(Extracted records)
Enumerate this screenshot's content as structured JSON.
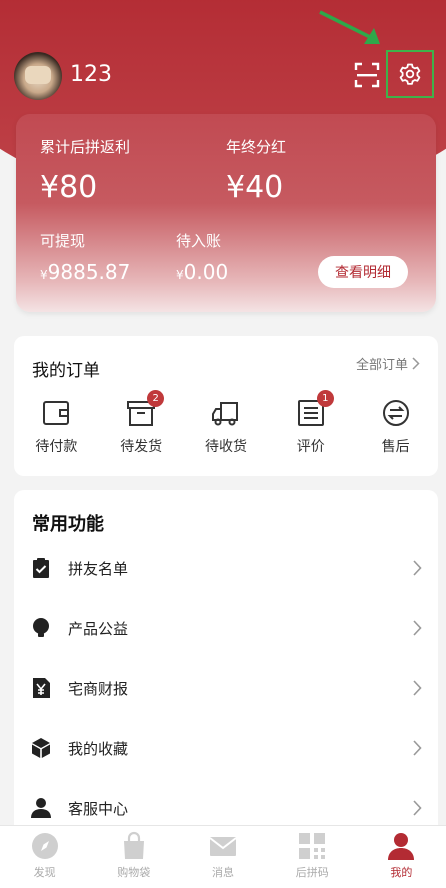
{
  "user": {
    "name": "123"
  },
  "earnings": {
    "cumulative_label": "累计后拼返利",
    "cumulative_value": "¥80",
    "yearend_label": "年终分红",
    "yearend_value": "¥40",
    "withdrawable_label": "可提现",
    "withdrawable_currency": "¥",
    "withdrawable_value": "9885.87",
    "pending_label": "待入账",
    "pending_currency": "¥",
    "pending_value": "0.00",
    "detail_button": "查看明细"
  },
  "orders": {
    "title": "我的订单",
    "all_link": "全部订单",
    "items": [
      {
        "label": "待付款",
        "icon": "wallet-icon",
        "badge": ""
      },
      {
        "label": "待发货",
        "icon": "box-icon",
        "badge": "2"
      },
      {
        "label": "待收货",
        "icon": "truck-icon",
        "badge": ""
      },
      {
        "label": "评价",
        "icon": "review-icon",
        "badge": "1"
      },
      {
        "label": "售后",
        "icon": "exchange-icon",
        "badge": ""
      }
    ]
  },
  "functions": {
    "title": "常用功能",
    "items": [
      {
        "label": "拼友名单",
        "icon": "clipboard-check-icon"
      },
      {
        "label": "产品公益",
        "icon": "lightbulb-icon"
      },
      {
        "label": "宅商财报",
        "icon": "yen-document-icon"
      },
      {
        "label": "我的收藏",
        "icon": "cube-icon"
      },
      {
        "label": "客服中心",
        "icon": "person-icon"
      }
    ]
  },
  "tabbar": {
    "tabs": [
      {
        "label": "发现",
        "icon": "compass-icon",
        "active": false
      },
      {
        "label": "购物袋",
        "icon": "bag-icon",
        "active": false
      },
      {
        "label": "消息",
        "icon": "envelope-icon",
        "active": false
      },
      {
        "label": "后拼码",
        "icon": "qr-code-icon",
        "active": false
      },
      {
        "label": "我的",
        "icon": "profile-icon",
        "active": true
      }
    ]
  },
  "colors": {
    "brand": "#b32b33",
    "highlight_box": "#3fb24a",
    "annotation_arrow": "#2ea84a"
  }
}
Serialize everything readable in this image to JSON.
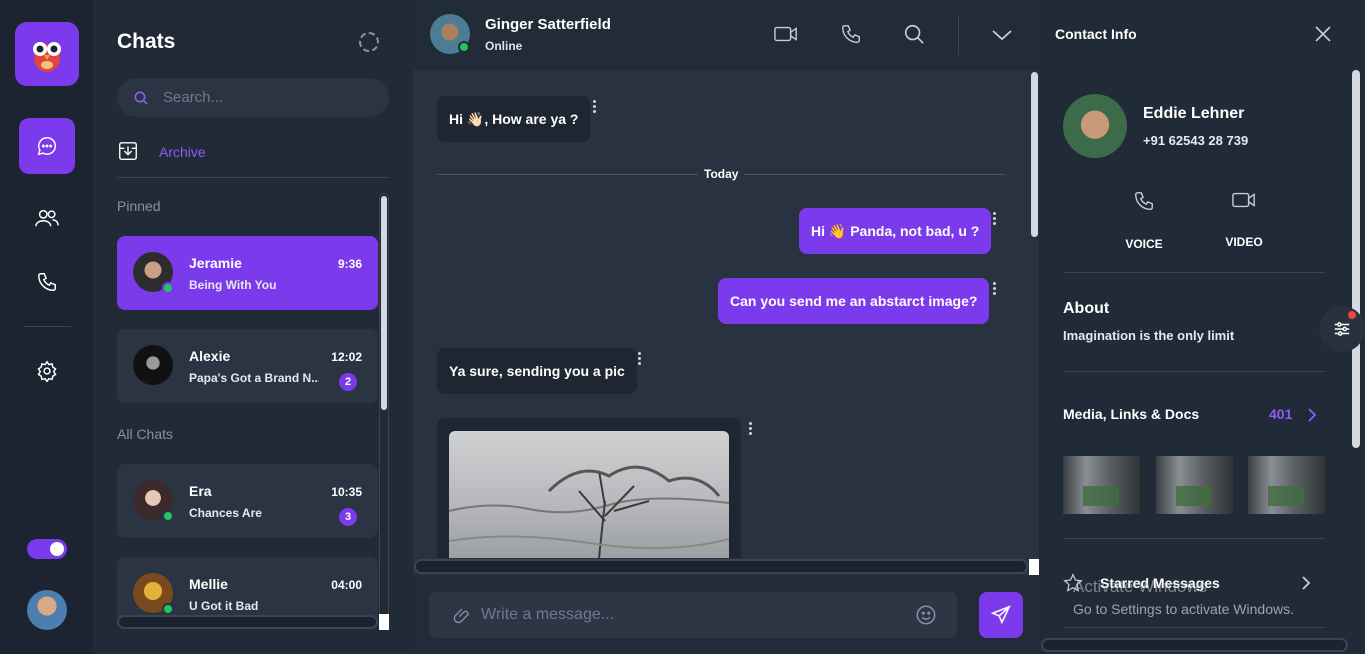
{
  "rail": {
    "logo_icon": "owl-logo-icon",
    "items": [
      {
        "icon": "chat-bubble-icon",
        "active": true
      },
      {
        "icon": "users-icon",
        "active": false
      },
      {
        "icon": "phone-icon",
        "active": false
      },
      {
        "icon": "gear-icon",
        "active": false
      }
    ],
    "theme_toggle_on": true
  },
  "chats": {
    "title": "Chats",
    "search_placeholder": "Search...",
    "archive_label": "Archive",
    "pinned_label": "Pinned",
    "all_label": "All Chats",
    "pinned": [
      {
        "name": "Jeramie",
        "message": "Being With You",
        "time": "9:36",
        "online": true,
        "unread": "",
        "active": true
      },
      {
        "name": "Alexie",
        "message": "Papa's Got a Brand N...",
        "time": "12:02",
        "online": false,
        "unread": "2",
        "active": false
      }
    ],
    "all": [
      {
        "name": "Era",
        "message": "Chances Are",
        "time": "10:35",
        "online": true,
        "unread": "3"
      },
      {
        "name": "Mellie",
        "message": "U Got it Bad",
        "time": "04:00",
        "online": true,
        "unread": ""
      }
    ]
  },
  "conversation": {
    "contact_name": "Ginger Satterfield",
    "status": "Online",
    "messages": [
      {
        "from": "them",
        "text": "Hi 👋🏻, How are ya ?"
      },
      {
        "from": "me",
        "text": "Hi 👋 Panda, not bad, u ?"
      },
      {
        "from": "me",
        "text": "Can you send me an abstarct image?"
      },
      {
        "from": "them",
        "text": "Ya sure, sending you a pic"
      }
    ],
    "divider_label": "Today",
    "compose_placeholder": "Write a message..."
  },
  "contact_info": {
    "title": "Contact Info",
    "name": "Eddie Lehner",
    "phone": "+91 62543 28 739",
    "voice_label": "VOICE",
    "video_label": "VIDEO",
    "about_title": "About",
    "about_text": "Imagination is the only limit",
    "media_title": "Media, Links & Docs",
    "media_count": "401",
    "starred_title": "Starred Messages"
  },
  "os_watermark": {
    "line1": "Activate Windows",
    "line2": "Go to Settings to activate Windows."
  },
  "colors": {
    "accent": "#7c3aed",
    "online": "#22c55e",
    "panel_bg": "#212a37",
    "chat_bg": "#293240"
  }
}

### GOAL
Extract all lines of the records above that include "Windows".

### EXERCISE RESPONSE
    "line1": "Activate Windows",
    "line2": "Go to Settings to activate Windows."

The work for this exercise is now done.